▸ **Prompt**:
In the entries below, count every line containing "Preservation". Reply with the number alone.

─── Data listing

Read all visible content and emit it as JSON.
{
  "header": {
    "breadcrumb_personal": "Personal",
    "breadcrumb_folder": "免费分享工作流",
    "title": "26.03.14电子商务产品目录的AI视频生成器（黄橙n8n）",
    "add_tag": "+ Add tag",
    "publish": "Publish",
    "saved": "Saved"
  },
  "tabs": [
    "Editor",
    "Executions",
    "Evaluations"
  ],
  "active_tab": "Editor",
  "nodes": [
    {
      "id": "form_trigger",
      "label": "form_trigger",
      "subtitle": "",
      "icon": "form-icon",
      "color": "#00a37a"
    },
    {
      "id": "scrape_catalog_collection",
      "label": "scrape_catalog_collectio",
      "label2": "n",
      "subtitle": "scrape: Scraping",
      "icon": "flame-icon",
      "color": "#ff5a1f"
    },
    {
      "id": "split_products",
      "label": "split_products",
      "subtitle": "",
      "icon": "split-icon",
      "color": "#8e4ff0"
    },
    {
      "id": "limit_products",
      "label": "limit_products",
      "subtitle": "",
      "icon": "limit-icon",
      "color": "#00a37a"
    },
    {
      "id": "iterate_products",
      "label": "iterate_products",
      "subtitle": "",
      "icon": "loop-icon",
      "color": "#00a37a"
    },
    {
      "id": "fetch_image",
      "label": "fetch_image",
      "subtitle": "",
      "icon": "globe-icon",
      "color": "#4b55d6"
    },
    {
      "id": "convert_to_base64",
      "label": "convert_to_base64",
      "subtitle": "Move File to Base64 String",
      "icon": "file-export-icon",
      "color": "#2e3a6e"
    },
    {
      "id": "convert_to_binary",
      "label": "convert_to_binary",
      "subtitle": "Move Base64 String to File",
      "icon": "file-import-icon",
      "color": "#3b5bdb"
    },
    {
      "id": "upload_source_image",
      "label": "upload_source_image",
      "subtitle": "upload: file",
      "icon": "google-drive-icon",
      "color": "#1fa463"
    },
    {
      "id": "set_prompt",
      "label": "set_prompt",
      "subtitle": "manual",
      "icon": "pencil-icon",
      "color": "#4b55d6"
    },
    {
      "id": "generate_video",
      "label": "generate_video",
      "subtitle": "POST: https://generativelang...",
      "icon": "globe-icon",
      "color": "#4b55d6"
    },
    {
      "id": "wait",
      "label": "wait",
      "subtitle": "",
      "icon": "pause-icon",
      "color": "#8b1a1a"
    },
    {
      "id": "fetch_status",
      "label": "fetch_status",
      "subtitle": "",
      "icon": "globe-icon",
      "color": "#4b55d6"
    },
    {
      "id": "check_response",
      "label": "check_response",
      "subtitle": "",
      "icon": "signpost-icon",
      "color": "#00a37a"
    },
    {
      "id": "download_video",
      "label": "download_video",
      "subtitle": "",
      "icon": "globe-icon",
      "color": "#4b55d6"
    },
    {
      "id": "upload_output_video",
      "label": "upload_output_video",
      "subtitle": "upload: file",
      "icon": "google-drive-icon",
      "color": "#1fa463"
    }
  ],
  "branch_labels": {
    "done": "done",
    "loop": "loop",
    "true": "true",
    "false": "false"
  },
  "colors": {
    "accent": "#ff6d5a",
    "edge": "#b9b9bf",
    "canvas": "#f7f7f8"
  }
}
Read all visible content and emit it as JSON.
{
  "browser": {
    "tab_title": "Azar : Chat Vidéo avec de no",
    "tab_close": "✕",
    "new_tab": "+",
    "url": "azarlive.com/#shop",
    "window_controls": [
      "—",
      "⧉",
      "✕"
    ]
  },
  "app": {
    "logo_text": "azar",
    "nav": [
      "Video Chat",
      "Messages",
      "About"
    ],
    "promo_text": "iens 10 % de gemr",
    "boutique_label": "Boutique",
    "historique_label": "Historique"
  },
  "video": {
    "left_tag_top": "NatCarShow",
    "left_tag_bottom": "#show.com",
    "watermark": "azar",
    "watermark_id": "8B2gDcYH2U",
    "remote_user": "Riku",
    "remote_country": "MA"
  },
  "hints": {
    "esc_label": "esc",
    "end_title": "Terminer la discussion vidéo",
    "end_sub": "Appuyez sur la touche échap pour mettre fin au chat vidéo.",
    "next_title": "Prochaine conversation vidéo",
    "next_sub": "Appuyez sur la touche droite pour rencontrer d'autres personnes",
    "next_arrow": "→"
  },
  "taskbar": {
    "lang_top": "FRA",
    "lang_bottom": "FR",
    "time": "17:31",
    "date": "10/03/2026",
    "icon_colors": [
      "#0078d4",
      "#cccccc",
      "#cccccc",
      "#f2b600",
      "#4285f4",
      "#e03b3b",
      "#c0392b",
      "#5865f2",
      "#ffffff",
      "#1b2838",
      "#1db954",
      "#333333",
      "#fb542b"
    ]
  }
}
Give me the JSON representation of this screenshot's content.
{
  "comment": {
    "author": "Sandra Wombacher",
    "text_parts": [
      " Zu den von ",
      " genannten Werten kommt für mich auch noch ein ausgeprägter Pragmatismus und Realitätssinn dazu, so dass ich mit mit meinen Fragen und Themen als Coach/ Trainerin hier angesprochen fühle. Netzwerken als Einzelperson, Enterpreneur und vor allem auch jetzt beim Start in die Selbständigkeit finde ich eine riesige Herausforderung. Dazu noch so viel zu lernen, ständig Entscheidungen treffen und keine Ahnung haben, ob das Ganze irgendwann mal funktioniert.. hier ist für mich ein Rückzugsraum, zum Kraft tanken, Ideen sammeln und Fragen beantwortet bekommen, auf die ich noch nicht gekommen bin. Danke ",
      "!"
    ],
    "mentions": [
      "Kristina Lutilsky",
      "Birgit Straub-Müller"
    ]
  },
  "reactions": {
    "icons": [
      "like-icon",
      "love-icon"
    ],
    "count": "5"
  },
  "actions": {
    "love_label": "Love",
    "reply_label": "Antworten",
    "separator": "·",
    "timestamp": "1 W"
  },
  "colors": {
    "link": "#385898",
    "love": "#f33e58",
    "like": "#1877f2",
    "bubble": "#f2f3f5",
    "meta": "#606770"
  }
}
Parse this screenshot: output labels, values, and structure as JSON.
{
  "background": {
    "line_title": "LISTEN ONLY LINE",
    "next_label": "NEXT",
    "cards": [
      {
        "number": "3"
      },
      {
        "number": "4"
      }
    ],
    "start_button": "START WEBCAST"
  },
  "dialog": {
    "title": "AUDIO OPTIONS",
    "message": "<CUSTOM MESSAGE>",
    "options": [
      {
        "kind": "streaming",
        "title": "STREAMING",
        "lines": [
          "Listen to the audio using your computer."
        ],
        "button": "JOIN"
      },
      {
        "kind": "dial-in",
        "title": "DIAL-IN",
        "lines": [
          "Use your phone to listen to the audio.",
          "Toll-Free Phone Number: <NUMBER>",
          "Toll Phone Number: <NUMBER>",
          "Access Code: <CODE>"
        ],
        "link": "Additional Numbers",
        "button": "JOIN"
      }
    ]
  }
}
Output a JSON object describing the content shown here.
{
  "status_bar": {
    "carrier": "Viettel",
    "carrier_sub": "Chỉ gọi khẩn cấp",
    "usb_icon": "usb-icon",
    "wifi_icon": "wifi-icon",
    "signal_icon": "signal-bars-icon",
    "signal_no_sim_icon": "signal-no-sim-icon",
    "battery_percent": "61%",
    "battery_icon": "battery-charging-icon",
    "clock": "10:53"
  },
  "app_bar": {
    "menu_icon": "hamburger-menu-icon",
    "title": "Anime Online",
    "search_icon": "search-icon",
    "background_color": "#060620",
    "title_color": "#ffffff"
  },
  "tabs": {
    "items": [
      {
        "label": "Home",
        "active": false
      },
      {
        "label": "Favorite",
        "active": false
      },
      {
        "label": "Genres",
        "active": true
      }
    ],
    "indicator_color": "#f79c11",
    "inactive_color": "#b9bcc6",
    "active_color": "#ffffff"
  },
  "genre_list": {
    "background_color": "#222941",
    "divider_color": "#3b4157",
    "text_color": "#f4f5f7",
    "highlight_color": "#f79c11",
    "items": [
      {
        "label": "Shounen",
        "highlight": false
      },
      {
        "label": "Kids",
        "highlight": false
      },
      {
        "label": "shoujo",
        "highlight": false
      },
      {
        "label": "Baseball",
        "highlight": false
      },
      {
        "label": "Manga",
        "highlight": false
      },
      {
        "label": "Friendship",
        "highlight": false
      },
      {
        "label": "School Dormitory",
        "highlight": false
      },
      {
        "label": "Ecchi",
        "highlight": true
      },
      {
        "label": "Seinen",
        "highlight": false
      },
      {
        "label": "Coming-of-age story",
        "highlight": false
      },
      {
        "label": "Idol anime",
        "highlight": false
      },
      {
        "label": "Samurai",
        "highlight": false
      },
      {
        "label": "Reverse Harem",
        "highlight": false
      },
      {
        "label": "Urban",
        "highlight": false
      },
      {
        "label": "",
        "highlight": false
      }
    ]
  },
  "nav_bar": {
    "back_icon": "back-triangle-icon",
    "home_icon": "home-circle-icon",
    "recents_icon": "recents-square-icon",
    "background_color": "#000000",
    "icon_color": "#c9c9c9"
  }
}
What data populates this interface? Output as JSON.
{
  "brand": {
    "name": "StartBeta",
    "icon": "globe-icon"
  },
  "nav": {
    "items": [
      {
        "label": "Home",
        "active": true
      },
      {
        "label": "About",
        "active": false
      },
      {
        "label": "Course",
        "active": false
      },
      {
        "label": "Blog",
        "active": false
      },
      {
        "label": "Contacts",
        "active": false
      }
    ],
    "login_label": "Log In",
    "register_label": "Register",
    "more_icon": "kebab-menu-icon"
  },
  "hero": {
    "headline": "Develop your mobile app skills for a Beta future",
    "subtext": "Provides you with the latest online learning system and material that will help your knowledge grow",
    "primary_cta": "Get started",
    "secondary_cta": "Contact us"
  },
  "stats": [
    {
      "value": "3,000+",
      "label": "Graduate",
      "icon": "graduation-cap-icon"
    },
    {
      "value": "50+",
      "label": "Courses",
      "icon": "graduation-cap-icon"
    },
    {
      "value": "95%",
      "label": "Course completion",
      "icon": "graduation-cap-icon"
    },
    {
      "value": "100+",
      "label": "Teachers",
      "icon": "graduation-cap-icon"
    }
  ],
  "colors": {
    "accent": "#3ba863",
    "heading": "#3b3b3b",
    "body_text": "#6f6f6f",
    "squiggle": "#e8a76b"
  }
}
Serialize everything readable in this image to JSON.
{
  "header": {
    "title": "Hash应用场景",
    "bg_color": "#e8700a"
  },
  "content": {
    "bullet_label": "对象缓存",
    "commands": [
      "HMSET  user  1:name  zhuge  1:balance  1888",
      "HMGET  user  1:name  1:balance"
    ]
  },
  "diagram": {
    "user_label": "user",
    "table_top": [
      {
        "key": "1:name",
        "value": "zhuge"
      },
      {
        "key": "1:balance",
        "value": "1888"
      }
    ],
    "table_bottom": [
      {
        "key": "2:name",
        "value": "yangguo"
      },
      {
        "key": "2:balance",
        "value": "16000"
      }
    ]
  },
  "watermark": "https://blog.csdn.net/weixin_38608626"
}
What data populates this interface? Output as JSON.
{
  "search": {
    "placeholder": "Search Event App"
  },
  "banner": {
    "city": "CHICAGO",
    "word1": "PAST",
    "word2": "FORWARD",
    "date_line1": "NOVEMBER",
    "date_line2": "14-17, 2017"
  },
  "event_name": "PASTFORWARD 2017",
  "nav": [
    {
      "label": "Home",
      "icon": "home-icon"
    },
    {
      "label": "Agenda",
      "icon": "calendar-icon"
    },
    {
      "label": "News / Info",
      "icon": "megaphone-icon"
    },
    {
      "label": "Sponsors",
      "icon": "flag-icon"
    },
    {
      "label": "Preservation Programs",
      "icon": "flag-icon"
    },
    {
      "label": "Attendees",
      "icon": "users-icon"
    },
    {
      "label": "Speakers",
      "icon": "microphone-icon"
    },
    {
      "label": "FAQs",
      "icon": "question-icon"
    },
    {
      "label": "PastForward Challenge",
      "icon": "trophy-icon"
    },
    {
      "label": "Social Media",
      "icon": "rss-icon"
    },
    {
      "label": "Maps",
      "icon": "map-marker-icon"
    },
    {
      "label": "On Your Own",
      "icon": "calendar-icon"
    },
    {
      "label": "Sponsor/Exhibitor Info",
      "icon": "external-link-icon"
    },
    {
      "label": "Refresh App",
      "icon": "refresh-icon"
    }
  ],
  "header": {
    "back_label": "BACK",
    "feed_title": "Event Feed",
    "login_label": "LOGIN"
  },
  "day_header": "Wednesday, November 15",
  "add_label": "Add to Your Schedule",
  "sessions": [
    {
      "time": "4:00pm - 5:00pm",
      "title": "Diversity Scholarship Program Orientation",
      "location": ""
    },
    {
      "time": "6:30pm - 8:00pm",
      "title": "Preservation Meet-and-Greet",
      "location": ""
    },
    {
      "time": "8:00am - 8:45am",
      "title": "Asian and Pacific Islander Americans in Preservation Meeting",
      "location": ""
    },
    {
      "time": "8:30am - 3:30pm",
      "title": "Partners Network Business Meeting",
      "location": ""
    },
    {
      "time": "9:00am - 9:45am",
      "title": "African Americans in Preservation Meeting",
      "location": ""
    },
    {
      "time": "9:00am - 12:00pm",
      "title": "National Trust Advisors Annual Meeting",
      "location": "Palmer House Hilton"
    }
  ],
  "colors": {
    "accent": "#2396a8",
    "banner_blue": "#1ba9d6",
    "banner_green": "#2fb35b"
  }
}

──────

▸ **Response**:
4